Problem details:
Write every record out again exactly as given.

Data records:
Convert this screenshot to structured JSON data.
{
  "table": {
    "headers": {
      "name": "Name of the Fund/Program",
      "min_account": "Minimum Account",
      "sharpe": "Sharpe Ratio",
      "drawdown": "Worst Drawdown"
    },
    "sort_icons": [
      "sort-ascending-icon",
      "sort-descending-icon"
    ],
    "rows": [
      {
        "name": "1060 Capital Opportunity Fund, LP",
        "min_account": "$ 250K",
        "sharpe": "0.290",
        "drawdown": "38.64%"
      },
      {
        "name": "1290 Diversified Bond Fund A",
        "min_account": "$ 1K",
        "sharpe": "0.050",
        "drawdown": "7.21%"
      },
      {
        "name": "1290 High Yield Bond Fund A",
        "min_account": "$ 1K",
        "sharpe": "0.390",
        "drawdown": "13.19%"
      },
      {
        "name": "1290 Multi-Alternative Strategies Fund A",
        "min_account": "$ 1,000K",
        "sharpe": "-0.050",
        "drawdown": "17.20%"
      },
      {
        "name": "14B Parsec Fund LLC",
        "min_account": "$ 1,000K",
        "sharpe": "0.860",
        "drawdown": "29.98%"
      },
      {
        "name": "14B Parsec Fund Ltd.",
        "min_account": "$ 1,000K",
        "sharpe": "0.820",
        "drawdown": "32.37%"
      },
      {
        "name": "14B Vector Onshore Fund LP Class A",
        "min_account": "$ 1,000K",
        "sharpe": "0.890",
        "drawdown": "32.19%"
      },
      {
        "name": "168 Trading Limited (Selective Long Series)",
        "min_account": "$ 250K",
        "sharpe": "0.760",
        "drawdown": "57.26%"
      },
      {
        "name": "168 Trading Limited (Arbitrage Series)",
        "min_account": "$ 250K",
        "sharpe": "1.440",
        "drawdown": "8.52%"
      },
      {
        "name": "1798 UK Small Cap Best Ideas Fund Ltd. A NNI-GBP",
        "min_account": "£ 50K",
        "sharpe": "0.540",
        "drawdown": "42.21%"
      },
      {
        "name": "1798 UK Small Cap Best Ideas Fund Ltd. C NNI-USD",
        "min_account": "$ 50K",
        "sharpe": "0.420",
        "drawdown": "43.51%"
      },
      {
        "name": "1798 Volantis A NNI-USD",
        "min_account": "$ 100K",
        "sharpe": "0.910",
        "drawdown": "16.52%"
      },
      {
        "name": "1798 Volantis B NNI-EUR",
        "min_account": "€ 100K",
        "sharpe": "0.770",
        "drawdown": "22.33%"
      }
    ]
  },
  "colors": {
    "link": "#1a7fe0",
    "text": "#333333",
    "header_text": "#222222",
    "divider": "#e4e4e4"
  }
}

Complete output:
Convert this screenshot to structured JSON data.
{
  "table": {
    "headers": {
      "name": "Name of the Fund/Program",
      "min_account": "Minimum Account",
      "sharpe": "Sharpe Ratio",
      "drawdown": "Worst Drawdown"
    },
    "sort_icons": [
      "sort-ascending-icon",
      "sort-descending-icon"
    ],
    "rows": [
      {
        "name": "1060 Capital Opportunity Fund, LP",
        "min_account": "$ 250K",
        "sharpe": "0.290",
        "drawdown": "38.64%"
      },
      {
        "name": "1290 Diversified Bond Fund A",
        "min_account": "$ 1K",
        "sharpe": "0.050",
        "drawdown": "7.21%"
      },
      {
        "name": "1290 High Yield Bond Fund A",
        "min_account": "$ 1K",
        "sharpe": "0.390",
        "drawdown": "13.19%"
      },
      {
        "name": "1290 Multi-Alternative Strategies Fund A",
        "min_account": "$ 1,000K",
        "sharpe": "-0.050",
        "drawdown": "17.20%"
      },
      {
        "name": "14B Parsec Fund LLC",
        "min_account": "$ 1,000K",
        "sharpe": "0.860",
        "drawdown": "29.98%"
      },
      {
        "name": "14B Parsec Fund Ltd.",
        "min_account": "$ 1,000K",
        "sharpe": "0.820",
        "drawdown": "32.37%"
      },
      {
        "name": "14B Vector Onshore Fund LP Class A",
        "min_account": "$ 1,000K",
        "sharpe": "0.890",
        "drawdown": "32.19%"
      },
      {
        "name": "168 Trading Limited (Selective Long Series)",
        "min_account": "$ 250K",
        "sharpe": "0.760",
        "drawdown": "57.26%"
      },
      {
        "name": "168 Trading Limited (Arbitrage Series)",
        "min_account": "$ 250K",
        "sharpe": "1.440",
        "drawdown": "8.52%"
      },
      {
        "name": "1798 UK Small Cap Best Ideas Fund Ltd. A NNI-GBP",
        "min_account": "£ 50K",
        "sharpe": "0.540",
        "drawdown": "42.21%"
      },
      {
        "name": "1798 UK Small Cap Best Ideas Fund Ltd. C NNI-USD",
        "min_account": "$ 50K",
        "sharpe": "0.420",
        "drawdown": "43.51%"
      },
      {
        "name": "1798 Volantis A NNI-USD",
        "min_account": "$ 100K",
        "sharpe": "0.910",
        "drawdown": "16.52%"
      },
      {
        "name": "1798 Volantis B NNI-EUR",
        "min_account": "€ 100K",
        "sharpe": "0.770",
        "drawdown": "22.33%"
      }
    ]
  },
  "colors": {
    "link": "#1a7fe0",
    "text": "#333333",
    "header_text": "#222222",
    "divider": "#e4e4e4"
  }
}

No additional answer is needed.